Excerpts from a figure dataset
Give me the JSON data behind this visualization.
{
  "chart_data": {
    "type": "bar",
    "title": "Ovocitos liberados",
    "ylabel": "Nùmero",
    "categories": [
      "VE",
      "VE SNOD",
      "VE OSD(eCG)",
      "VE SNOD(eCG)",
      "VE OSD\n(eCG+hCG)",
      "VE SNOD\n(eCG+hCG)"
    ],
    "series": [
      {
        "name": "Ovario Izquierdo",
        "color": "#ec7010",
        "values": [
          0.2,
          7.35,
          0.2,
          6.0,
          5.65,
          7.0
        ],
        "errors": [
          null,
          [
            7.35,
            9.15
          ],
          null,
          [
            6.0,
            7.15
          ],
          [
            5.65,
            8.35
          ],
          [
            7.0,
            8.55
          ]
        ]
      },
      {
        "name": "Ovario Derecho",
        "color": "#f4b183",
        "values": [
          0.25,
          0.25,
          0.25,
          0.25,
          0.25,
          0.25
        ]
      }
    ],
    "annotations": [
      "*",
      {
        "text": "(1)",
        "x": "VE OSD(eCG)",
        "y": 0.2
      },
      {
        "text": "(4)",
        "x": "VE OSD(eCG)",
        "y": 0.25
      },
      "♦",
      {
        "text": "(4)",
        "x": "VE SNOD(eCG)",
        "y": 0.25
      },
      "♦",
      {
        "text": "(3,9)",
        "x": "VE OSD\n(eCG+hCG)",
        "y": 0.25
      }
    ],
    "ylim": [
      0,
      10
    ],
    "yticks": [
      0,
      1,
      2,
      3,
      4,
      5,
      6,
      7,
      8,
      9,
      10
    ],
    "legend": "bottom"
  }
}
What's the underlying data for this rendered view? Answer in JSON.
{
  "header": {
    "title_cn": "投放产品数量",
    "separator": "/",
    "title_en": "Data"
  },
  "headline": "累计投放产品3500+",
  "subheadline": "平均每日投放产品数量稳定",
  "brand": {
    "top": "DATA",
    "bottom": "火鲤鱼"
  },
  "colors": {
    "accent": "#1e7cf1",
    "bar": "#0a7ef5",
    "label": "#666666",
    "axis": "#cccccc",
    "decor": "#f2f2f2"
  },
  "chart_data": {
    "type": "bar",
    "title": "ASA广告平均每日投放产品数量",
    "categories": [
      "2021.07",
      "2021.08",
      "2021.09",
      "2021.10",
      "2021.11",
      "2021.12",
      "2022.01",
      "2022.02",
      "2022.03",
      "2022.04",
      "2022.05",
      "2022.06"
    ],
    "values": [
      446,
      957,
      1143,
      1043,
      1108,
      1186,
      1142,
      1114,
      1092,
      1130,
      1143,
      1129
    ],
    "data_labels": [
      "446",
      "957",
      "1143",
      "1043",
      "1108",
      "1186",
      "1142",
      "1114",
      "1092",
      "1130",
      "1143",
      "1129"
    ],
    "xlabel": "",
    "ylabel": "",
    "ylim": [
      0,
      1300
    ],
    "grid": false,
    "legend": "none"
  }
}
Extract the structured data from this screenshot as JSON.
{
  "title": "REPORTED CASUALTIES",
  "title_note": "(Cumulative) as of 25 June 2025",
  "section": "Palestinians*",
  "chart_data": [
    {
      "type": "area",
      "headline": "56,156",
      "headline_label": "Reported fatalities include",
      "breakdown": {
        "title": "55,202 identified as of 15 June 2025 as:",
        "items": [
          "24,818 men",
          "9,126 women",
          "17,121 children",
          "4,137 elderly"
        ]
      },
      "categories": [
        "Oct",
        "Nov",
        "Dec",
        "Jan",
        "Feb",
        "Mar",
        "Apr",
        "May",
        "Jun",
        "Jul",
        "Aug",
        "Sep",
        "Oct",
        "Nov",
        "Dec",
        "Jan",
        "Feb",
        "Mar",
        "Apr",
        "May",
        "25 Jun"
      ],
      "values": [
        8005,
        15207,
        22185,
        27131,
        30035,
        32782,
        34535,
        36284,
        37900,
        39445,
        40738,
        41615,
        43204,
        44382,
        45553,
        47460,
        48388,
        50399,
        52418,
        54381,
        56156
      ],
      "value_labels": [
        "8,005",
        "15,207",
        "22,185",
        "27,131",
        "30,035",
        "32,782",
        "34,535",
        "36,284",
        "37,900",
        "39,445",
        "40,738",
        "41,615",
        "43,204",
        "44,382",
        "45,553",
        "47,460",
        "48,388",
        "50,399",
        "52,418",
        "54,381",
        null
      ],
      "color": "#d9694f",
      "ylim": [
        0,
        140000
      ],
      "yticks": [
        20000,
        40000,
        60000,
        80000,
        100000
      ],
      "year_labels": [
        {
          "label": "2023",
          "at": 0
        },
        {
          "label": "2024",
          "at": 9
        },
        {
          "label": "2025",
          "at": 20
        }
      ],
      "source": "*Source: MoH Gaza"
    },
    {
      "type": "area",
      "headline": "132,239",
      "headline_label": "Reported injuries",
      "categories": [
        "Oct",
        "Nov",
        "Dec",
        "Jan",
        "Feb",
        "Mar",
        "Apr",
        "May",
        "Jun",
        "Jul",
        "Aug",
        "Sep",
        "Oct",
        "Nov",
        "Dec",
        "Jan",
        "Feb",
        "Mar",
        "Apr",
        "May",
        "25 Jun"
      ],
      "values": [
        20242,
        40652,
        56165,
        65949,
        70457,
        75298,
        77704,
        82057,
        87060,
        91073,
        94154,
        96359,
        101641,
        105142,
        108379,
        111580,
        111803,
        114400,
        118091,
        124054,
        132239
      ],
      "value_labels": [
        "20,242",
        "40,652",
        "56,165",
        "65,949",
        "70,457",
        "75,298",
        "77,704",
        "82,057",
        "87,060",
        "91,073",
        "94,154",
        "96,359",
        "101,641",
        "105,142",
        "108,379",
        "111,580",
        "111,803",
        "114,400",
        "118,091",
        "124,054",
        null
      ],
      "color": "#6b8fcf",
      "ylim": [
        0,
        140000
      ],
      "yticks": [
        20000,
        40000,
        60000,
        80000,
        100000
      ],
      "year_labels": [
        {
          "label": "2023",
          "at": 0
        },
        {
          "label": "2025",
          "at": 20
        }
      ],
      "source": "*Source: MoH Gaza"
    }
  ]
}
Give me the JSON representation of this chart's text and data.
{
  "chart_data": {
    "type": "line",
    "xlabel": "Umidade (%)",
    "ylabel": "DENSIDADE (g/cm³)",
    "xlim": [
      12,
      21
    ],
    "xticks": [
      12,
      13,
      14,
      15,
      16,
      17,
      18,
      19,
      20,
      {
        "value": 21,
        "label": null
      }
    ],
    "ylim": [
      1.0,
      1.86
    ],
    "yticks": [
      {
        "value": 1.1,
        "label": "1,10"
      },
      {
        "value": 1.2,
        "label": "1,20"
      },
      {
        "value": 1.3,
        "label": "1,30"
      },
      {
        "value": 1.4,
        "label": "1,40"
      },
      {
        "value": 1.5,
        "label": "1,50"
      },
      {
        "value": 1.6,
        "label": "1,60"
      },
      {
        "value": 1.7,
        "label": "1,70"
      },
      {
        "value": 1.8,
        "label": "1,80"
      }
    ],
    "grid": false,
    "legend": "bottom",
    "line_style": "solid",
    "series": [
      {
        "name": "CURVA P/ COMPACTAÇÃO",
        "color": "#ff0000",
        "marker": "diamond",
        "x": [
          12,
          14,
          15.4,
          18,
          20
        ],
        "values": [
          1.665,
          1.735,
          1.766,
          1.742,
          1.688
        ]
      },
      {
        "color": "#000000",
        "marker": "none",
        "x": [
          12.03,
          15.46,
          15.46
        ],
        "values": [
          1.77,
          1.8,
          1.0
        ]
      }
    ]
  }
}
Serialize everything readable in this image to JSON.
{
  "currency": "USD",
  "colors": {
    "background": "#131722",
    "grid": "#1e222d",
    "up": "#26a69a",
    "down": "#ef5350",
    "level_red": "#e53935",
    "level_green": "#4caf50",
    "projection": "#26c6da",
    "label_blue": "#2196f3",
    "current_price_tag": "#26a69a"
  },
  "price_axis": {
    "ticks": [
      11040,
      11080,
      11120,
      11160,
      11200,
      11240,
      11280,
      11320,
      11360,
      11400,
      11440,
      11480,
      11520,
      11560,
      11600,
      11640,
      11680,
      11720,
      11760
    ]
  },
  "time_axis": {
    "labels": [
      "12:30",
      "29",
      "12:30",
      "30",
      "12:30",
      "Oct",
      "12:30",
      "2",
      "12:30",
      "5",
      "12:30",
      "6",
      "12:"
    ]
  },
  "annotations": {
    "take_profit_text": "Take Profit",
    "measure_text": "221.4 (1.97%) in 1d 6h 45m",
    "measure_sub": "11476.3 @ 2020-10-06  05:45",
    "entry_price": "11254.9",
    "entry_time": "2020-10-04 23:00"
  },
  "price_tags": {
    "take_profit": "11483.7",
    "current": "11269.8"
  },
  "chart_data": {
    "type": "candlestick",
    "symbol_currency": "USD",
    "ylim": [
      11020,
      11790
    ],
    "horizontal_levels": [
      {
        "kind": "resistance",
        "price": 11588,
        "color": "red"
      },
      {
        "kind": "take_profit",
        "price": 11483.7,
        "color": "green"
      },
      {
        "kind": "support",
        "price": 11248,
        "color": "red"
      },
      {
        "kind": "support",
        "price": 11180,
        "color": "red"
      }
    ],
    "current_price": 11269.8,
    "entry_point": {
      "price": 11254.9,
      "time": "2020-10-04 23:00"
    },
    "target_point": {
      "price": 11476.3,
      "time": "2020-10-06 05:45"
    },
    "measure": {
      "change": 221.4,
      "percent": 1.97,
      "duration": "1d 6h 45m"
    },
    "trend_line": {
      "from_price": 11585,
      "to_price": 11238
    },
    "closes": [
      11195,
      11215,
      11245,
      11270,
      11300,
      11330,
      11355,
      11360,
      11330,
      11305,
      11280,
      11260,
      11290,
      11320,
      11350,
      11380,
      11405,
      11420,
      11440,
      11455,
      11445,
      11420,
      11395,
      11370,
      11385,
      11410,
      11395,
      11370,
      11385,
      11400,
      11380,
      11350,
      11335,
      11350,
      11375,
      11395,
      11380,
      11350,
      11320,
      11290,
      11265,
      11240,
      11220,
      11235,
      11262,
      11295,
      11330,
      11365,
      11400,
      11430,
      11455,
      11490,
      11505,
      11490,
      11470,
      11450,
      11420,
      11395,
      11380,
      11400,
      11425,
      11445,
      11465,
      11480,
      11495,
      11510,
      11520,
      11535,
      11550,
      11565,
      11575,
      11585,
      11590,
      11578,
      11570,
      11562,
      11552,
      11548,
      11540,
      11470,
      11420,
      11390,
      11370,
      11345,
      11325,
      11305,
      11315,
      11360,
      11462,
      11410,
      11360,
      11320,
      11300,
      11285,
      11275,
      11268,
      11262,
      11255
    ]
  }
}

Work to do ::
Where a line above includes "name", copy that line.

Answer to this problem ::
        "name": "Ovario Izquierdo",
        "name": "Ovario Derecho",
        "name": "CURVA P/ COMPACTAÇÃO",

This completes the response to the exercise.